→ **TO DO**:
Copy the data below word for word, from the line with "connector-label: 且 [26,344,42,364]" up to and including the line with "chevron-down-icon [747,442,761,450]".

→ **Element-and-box listings**:
○ ○ ○
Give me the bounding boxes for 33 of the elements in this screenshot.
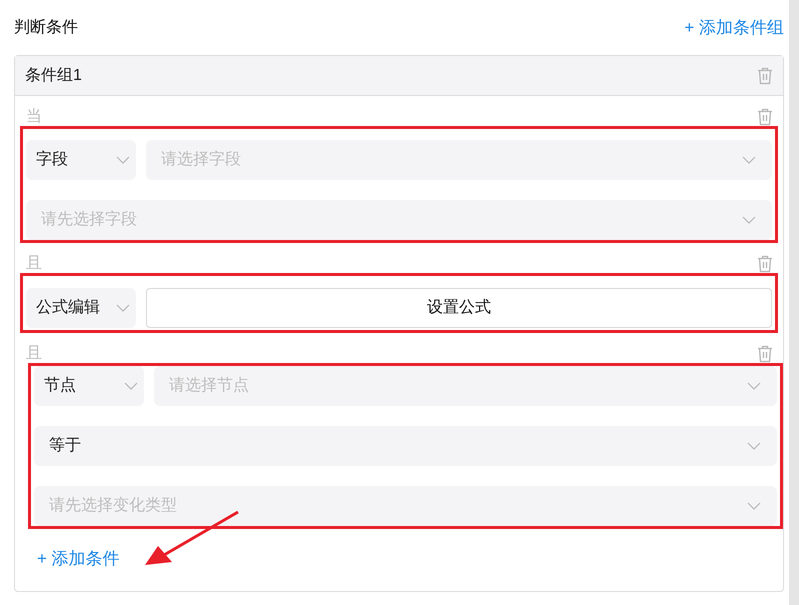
connector-label: 且 [26,344,42,364]
select-placeholder: 请先选择变化类型 [49,496,177,516]
trash-icon[interactable] [757,345,773,363]
select-value: 字段 [36,150,68,170]
connector-label: 且 [26,254,42,274]
trash-icon[interactable] [757,108,773,126]
select-value: 节点 [44,376,76,396]
chevron-down-icon [124,382,138,390]
select-value: 公式编辑 [36,298,100,318]
select-value: 等于 [49,436,81,456]
group-title: 条件组1 [25,66,82,86]
trash-icon[interactable] [757,66,773,84]
chevron-down-icon [116,304,130,312]
select-placeholder: 请选择节点 [169,376,249,396]
chevron-down-icon [747,442,761,450]
type-select[interactable]: 字段 [26,140,136,180]
add-condition-link[interactable]: + 添加条件 [37,546,120,572]
scrollbar[interactable] [789,0,799,605]
type-select[interactable]: 节点 [34,366,144,406]
type-select[interactable]: 公式编辑 [26,288,136,328]
select-placeholder: 请选择字段 [161,150,241,170]
add-group-link[interactable]: + 添加条件组 [684,14,784,40]
chevron-down-icon [116,156,130,164]
chevron-down-icon [742,216,756,224]
chevron-down-icon [742,156,756,164]
connector-label: 当 [26,107,42,127]
set-formula-button[interactable]: 设置公式 [146,288,772,328]
chevron-down-icon [747,502,761,510]
section-title: 判断条件 [14,18,78,38]
chevron-down-icon [747,382,761,390]
trash-icon[interactable] [757,255,773,273]
select-placeholder: 请先选择字段 [41,210,137,230]
select-field[interactable]: 等于 [34,426,777,466]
○ ○ ○
→ **CORRECT ANSWER**:
connector-label: 且 [26,344,42,364]
select-placeholder: 请先选择变化类型 [49,496,177,516]
trash-icon[interactable] [757,345,773,363]
select-value: 字段 [36,150,68,170]
connector-label: 且 [26,254,42,274]
trash-icon[interactable] [757,108,773,126]
select-value: 节点 [44,376,76,396]
chevron-down-icon [124,382,138,390]
select-value: 公式编辑 [36,298,100,318]
select-value: 等于 [49,436,81,456]
group-title: 条件组1 [25,66,82,86]
trash-icon[interactable] [757,66,773,84]
chevron-down-icon [116,304,130,312]
select-placeholder: 请选择节点 [169,376,249,396]
chevron-down-icon [747,442,761,450]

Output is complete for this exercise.